--- START OF Records for this exercise ---

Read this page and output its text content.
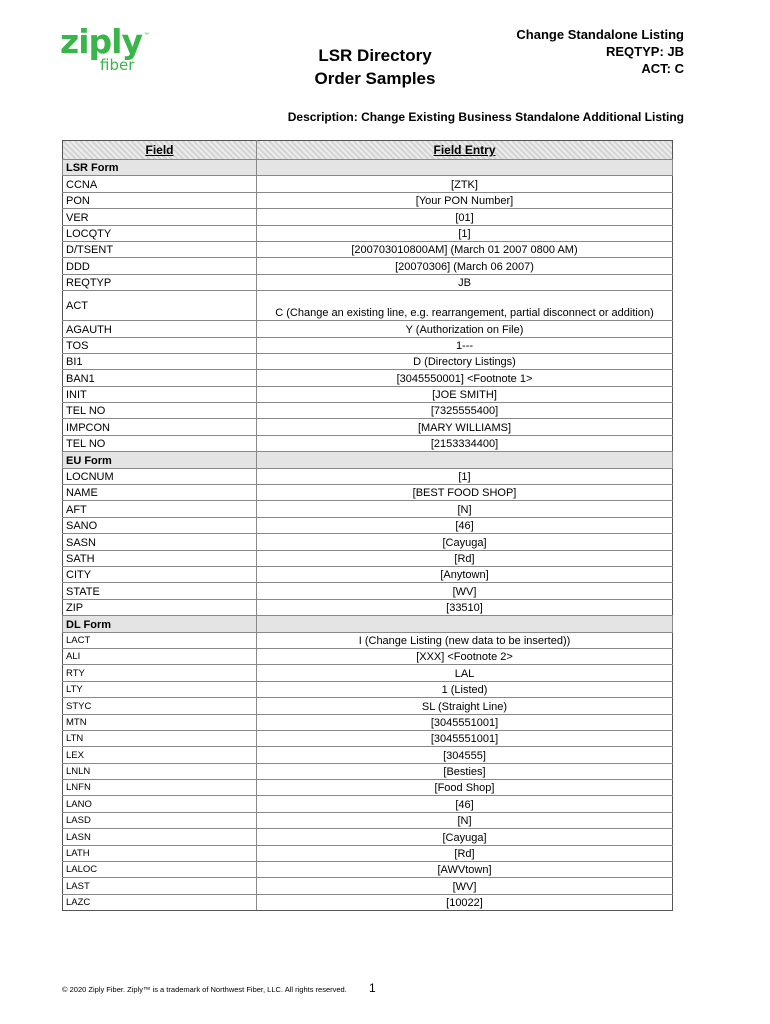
ziply ™
fiber	LSR Directory
Order Samples
Change Standalone Listing
REQTYP: JB
ACT: C
Description: Change Existing Business Standalone Additional Listing
Field	Field Entry
LSR Form	
CCNA	[ZTK]
PON	[Your PON Number]
VER	[01]
LOCQTY	[1]
D/TSENT	[200703010800AM] (March 01 2007 0800 AM)
DDD	[20070306] (March 06 2007)
REQTYP	JB
ACT	C (Change an existing line, e.g. rearrangement, partial disconnect or addition)
AGAUTH	Y (Authorization on File)
TOS	1---
BI1	D (Directory Listings)
BAN1	[3045550001] <Footnote 1>
INIT	[JOE SMITH]
TEL NO	[7325555400]
IMPCON	[MARY WILLIAMS]
TEL NO	[2153334400]
EU Form	
LOCNUM	[1]
NAME	[BEST FOOD SHOP]
AFT	[N]
SANO	[46]
SASN	[Cayuga]
SATH	[Rd]
CITY	[Anytown]
STATE	[WV]
ZIP	[33510]
DL Form	
LACT	I (Change Listing (new data to be inserted))
ALI	[XXX] <Footnote 2>
RTY	LAL
LTY	1 (Listed)
STYC	SL (Straight Line)
MTN	[3045551001]
LTN	[3045551001]
LEX	[304555]
LNLN	[Besties]
LNFN	[Food Shop]
LANO	[46]
LASD	[N]
LASN	[Cayuga]
LATH	[Rd]
LALOC	[AWVtown]
LAST	[WV]
LAZC	[10022]
© 2020 Ziply Fiber. Ziply™ is a trademark of Northwest Fiber, LLC. All rights reserved. 1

--- END OF Records for this exercise ---

Print each record exactly as it stands, leaving the images out.

**Full response**
Read this page and output its text content.
ziply ™
fiber	LSR Directory
Order Samples
Change Standalone Listing
REQTYP: JB
ACT: C
Description: Change Existing Business Standalone Additional Listing
Field	Field Entry
LSR Form	
CCNA	[ZTK]
PON	[Your PON Number]
VER	[01]
LOCQTY	[1]
D/TSENT	[200703010800AM] (March 01 2007 0800 AM)
DDD	[20070306] (March 06 2007)
REQTYP	JB
ACT	C (Change an existing line, e.g. rearrangement, partial disconnect or addition)
AGAUTH	Y (Authorization on File)
TOS	1---
BI1	D (Directory Listings)
BAN1	[3045550001] <Footnote 1>
INIT	[JOE SMITH]
TEL NO	[7325555400]
IMPCON	[MARY WILLIAMS]
TEL NO	[2153334400]
EU Form	
LOCNUM	[1]
NAME	[BEST FOOD SHOP]
AFT	[N]
SANO	[46]
SASN	[Cayuga]
SATH	[Rd]
CITY	[Anytown]
STATE	[WV]
ZIP	[33510]
DL Form	
LACT	I (Change Listing (new data to be inserted))
ALI	[XXX] <Footnote 2>
RTY	LAL
LTY	1 (Listed)
STYC	SL (Straight Line)
MTN	[3045551001]
LTN	[3045551001]
LEX	[304555]
LNLN	[Besties]
LNFN	[Food Shop]
LANO	[46]
LASD	[N]
LASN	[Cayuga]
LATH	[Rd]
LALOC	[AWVtown]
LAST	[WV]
LAZC	[10022]
© 2020 Ziply Fiber. Ziply™ is a trademark of Northwest Fiber, LLC. All rights reserved. 1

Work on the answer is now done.